* _Exercise details_
Every entry needs to be reproduced exactly.

◇ ◇ ◇ ◇ ◇ ◇ ◇

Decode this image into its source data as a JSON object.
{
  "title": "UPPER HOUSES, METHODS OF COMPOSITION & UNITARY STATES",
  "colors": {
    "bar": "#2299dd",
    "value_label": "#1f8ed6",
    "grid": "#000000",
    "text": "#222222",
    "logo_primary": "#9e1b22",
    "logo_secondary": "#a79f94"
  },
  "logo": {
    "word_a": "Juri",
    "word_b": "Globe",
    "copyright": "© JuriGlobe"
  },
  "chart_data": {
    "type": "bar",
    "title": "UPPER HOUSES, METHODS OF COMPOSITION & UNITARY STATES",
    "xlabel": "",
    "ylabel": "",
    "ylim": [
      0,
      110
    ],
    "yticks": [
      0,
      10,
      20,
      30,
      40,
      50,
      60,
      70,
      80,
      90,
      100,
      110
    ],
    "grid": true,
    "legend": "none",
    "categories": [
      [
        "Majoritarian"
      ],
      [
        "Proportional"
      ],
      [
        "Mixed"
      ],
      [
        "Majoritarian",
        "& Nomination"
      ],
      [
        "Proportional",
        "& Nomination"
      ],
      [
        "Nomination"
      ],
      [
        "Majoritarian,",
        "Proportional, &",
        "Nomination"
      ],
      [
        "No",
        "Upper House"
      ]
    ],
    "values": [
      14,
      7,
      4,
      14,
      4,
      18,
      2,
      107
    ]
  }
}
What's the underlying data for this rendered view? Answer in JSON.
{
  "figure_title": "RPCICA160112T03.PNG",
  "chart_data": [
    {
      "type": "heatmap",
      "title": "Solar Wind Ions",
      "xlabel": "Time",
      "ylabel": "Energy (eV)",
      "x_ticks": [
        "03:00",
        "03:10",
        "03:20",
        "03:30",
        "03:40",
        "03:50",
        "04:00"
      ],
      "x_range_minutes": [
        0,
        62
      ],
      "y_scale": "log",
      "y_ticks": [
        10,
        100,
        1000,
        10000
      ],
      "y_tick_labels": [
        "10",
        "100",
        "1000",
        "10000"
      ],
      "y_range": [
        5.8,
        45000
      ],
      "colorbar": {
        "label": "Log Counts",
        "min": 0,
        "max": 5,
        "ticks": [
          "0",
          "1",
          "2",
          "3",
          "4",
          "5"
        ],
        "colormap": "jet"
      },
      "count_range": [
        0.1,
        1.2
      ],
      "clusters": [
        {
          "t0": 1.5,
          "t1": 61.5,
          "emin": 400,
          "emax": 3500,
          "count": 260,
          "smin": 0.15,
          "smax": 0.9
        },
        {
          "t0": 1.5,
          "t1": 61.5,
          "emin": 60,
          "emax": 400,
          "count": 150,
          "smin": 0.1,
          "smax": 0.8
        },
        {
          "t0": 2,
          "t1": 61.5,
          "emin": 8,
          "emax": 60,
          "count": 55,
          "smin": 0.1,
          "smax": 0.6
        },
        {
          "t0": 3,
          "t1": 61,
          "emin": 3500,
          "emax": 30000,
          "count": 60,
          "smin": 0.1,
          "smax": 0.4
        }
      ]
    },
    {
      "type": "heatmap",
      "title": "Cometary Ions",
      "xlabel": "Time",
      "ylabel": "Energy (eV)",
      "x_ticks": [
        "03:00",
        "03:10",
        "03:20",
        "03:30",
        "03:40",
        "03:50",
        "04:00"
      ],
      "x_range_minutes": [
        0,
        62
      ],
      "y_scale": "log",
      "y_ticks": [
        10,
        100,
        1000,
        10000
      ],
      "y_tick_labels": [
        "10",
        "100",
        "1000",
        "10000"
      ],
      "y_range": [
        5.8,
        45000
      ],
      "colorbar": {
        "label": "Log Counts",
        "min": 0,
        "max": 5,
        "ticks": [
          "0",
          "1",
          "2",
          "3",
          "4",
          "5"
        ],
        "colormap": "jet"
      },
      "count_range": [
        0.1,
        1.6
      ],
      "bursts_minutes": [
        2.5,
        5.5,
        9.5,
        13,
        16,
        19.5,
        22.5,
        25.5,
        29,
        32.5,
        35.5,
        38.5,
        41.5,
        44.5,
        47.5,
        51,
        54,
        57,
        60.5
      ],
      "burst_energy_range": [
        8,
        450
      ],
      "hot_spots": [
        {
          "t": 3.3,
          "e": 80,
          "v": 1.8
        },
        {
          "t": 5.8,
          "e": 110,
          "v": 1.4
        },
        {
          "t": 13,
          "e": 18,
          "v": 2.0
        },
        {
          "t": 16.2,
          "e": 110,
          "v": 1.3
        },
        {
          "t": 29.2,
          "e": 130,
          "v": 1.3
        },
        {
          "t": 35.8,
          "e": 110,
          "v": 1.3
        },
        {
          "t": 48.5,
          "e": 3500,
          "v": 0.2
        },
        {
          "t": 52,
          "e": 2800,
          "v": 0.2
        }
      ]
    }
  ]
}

◇ ◇ ◇ ◇ ◇ ◇ ◇

* _Response to this exercise_
Decode this image into its source data as a JSON object.
{
  "title": "UPPER HOUSES, METHODS OF COMPOSITION & UNITARY STATES",
  "colors": {
    "bar": "#2299dd",
    "value_label": "#1f8ed6",
    "grid": "#000000",
    "text": "#222222",
    "logo_primary": "#9e1b22",
    "logo_secondary": "#a79f94"
  },
  "logo": {
    "word_a": "Juri",
    "word_b": "Globe",
    "copyright": "© JuriGlobe"
  },
  "chart_data": {
    "type": "bar",
    "title": "UPPER HOUSES, METHODS OF COMPOSITION & UNITARY STATES",
    "xlabel": "",
    "ylabel": "",
    "ylim": [
      0,
      110
    ],
    "yticks": [
      0,
      10,
      20,
      30,
      40,
      50,
      60,
      70,
      80,
      90,
      100,
      110
    ],
    "grid": true,
    "legend": "none",
    "categories": [
      [
        "Majoritarian"
      ],
      [
        "Proportional"
      ],
      [
        "Mixed"
      ],
      [
        "Majoritarian",
        "& Nomination"
      ],
      [
        "Proportional",
        "& Nomination"
      ],
      [
        "Nomination"
      ],
      [
        "Majoritarian,",
        "Proportional, &",
        "Nomination"
      ],
      [
        "No",
        "Upper House"
      ]
    ],
    "values": [
      14,
      7,
      4,
      14,
      4,
      18,
      2,
      107
    ]
  }
}
What's the underlying data for this rendered view? Answer in JSON.
{
  "figure_title": "RPCICA160112T03.PNG",
  "chart_data": [
    {
      "type": "heatmap",
      "title": "Solar Wind Ions",
      "xlabel": "Time",
      "ylabel": "Energy (eV)",
      "x_ticks": [
        "03:00",
        "03:10",
        "03:20",
        "03:30",
        "03:40",
        "03:50",
        "04:00"
      ],
      "x_range_minutes": [
        0,
        62
      ],
      "y_scale": "log",
      "y_ticks": [
        10,
        100,
        1000,
        10000
      ],
      "y_tick_labels": [
        "10",
        "100",
        "1000",
        "10000"
      ],
      "y_range": [
        5.8,
        45000
      ],
      "colorbar": {
        "label": "Log Counts",
        "min": 0,
        "max": 5,
        "ticks": [
          "0",
          "1",
          "2",
          "3",
          "4",
          "5"
        ],
        "colormap": "jet"
      },
      "count_range": [
        0.1,
        1.2
      ],
      "clusters": [
        {
          "t0": 1.5,
          "t1": 61.5,
          "emin": 400,
          "emax": 3500,
          "count": 260,
          "smin": 0.15,
          "smax": 0.9
        },
        {
          "t0": 1.5,
          "t1": 61.5,
          "emin": 60,
          "emax": 400,
          "count": 150,
          "smin": 0.1,
          "smax": 0.8
        },
        {
          "t0": 2,
          "t1": 61.5,
          "emin": 8,
          "emax": 60,
          "count": 55,
          "smin": 0.1,
          "smax": 0.6
        },
        {
          "t0": 3,
          "t1": 61,
          "emin": 3500,
          "emax": 30000,
          "count": 60,
          "smin": 0.1,
          "smax": 0.4
        }
      ]
    },
    {
      "type": "heatmap",
      "title": "Cometary Ions",
      "xlabel": "Time",
      "ylabel": "Energy (eV)",
      "x_ticks": [
        "03:00",
        "03:10",
        "03:20",
        "03:30",
        "03:40",
        "03:50",
        "04:00"
      ],
      "x_range_minutes": [
        0,
        62
      ],
      "y_scale": "log",
      "y_ticks": [
        10,
        100,
        1000,
        10000
      ],
      "y_tick_labels": [
        "10",
        "100",
        "1000",
        "10000"
      ],
      "y_range": [
        5.8,
        45000
      ],
      "colorbar": {
        "label": "Log Counts",
        "min": 0,
        "max": 5,
        "ticks": [
          "0",
          "1",
          "2",
          "3",
          "4",
          "5"
        ],
        "colormap": "jet"
      },
      "count_range": [
        0.1,
        1.6
      ],
      "bursts_minutes": [
        2.5,
        5.5,
        9.5,
        13,
        16,
        19.5,
        22.5,
        25.5,
        29,
        32.5,
        35.5,
        38.5,
        41.5,
        44.5,
        47.5,
        51,
        54,
        57,
        60.5
      ],
      "burst_energy_range": [
        8,
        450
      ],
      "hot_spots": [
        {
          "t": 3.3,
          "e": 80,
          "v": 1.8
        },
        {
          "t": 5.8,
          "e": 110,
          "v": 1.4
        },
        {
          "t": 13,
          "e": 18,
          "v": 2.0
        },
        {
          "t": 16.2,
          "e": 110,
          "v": 1.3
        },
        {
          "t": 29.2,
          "e": 130,
          "v": 1.3
        },
        {
          "t": 35.8,
          "e": 110,
          "v": 1.3
        },
        {
          "t": 48.5,
          "e": 3500,
          "v": 0.2
        },
        {
          "t": 52,
          "e": 2800,
          "v": 0.2
        }
      ]
    }
  ]
}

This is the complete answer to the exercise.